- Provided data -
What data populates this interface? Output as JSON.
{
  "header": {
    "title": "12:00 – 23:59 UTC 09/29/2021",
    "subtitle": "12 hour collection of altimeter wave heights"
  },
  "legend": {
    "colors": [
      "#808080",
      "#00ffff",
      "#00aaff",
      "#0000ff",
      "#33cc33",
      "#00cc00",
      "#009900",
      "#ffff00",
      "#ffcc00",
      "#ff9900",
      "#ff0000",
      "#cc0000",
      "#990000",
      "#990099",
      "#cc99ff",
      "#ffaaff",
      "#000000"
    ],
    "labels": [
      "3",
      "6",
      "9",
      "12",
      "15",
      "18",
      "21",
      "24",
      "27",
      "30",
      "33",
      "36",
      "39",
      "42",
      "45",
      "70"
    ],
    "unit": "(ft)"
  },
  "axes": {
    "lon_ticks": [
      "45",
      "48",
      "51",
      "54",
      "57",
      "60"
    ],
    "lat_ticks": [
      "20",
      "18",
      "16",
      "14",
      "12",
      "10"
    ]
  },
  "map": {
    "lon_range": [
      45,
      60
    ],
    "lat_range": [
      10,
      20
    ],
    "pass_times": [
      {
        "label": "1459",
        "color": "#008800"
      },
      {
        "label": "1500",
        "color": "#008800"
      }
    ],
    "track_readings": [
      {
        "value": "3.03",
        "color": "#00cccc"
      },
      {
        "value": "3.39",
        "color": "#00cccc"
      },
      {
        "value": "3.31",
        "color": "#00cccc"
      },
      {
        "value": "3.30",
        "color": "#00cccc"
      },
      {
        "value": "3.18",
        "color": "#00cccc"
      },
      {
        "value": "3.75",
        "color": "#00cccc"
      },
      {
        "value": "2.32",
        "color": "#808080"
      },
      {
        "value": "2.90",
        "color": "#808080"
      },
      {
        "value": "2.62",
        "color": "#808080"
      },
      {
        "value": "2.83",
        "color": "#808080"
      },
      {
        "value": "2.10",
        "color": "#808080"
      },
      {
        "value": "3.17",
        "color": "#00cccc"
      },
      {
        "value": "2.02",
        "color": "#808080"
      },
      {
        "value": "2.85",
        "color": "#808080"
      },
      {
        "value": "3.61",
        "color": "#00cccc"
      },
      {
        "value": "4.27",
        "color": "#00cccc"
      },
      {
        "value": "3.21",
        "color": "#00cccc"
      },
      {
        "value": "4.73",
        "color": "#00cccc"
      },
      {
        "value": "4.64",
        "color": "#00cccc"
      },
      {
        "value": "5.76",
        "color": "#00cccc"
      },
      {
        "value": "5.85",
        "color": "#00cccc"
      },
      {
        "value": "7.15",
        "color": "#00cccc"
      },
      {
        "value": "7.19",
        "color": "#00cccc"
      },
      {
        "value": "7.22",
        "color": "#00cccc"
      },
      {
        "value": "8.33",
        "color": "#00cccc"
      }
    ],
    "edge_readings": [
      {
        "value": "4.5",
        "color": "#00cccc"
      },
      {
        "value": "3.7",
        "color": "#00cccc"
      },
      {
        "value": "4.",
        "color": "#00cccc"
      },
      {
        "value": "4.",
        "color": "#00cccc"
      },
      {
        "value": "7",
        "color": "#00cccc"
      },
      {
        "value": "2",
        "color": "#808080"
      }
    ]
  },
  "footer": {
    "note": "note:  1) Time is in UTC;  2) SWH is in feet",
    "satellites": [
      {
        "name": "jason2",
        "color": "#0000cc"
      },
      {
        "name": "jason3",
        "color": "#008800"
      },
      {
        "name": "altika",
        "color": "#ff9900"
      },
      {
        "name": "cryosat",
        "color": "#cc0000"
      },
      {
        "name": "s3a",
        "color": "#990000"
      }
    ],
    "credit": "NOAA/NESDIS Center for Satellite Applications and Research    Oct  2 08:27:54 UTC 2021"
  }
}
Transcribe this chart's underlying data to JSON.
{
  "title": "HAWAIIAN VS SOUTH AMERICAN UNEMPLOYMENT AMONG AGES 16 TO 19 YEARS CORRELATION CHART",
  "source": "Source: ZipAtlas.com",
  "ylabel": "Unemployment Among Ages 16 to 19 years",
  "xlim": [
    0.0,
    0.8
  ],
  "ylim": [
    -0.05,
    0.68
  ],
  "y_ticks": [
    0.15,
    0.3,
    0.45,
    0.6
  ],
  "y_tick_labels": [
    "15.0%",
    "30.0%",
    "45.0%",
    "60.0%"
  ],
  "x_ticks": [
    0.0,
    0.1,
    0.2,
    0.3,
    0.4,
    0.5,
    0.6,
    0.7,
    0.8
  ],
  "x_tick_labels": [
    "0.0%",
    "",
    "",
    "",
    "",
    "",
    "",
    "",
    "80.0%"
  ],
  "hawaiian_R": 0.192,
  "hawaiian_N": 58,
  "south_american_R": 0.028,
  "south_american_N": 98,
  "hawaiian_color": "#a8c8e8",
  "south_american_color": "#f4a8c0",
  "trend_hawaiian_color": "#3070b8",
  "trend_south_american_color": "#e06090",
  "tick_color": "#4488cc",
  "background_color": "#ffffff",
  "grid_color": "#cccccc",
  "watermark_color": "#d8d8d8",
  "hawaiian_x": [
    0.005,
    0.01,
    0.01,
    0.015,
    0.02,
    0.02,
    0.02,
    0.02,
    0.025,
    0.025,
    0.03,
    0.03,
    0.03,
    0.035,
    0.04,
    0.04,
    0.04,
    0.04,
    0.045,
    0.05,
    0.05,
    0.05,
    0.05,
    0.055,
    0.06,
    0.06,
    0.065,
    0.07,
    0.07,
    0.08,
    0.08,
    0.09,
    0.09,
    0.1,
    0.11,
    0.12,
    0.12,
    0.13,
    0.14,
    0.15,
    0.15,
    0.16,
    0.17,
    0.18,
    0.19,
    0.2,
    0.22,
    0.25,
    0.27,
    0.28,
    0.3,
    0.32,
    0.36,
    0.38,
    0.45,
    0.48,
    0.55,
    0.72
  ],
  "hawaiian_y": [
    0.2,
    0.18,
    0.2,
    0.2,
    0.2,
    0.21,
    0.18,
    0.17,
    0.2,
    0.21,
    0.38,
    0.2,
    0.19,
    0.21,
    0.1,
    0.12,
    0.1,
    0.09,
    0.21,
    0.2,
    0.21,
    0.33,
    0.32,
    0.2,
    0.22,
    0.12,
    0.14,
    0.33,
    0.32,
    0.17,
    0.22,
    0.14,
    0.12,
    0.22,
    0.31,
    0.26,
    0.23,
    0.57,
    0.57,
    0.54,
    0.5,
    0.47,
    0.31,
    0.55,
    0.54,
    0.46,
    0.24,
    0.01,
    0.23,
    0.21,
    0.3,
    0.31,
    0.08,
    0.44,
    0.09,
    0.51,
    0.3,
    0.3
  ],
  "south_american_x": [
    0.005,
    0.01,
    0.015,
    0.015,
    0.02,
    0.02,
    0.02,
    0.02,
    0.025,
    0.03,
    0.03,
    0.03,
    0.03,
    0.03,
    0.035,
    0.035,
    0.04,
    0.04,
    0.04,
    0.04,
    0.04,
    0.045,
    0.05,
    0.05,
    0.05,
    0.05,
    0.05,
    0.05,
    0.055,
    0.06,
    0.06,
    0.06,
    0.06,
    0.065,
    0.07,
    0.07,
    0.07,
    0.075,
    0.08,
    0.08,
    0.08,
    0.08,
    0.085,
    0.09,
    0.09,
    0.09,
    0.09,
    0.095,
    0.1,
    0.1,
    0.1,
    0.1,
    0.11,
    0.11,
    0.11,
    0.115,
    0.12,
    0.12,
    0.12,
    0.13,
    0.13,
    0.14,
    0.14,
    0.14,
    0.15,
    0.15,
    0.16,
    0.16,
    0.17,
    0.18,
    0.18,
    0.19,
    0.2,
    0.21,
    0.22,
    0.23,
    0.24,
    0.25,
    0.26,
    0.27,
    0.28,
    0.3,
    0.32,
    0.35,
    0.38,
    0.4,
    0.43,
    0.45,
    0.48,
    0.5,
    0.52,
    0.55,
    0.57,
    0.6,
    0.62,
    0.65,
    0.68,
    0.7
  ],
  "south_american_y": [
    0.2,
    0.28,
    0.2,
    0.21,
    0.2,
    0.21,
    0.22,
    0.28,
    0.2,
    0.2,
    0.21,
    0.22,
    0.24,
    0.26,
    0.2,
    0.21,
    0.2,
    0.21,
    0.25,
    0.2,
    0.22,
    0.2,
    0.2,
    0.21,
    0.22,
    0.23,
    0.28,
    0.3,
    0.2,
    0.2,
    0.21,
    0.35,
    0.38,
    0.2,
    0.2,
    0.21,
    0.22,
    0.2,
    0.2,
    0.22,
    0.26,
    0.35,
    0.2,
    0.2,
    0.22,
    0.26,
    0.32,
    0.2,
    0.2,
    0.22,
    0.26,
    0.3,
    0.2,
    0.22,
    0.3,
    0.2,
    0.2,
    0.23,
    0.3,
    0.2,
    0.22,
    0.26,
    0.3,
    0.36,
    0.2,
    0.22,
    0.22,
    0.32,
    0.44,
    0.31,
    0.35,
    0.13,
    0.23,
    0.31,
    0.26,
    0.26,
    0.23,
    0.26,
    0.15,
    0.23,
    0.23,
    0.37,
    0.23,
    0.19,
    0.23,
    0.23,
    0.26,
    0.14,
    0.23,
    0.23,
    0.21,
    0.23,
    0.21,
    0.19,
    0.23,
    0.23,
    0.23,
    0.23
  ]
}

- Exercise description -
Go over the entries above and say how many lines hold the string "this", with no other text.

- Solution below -
2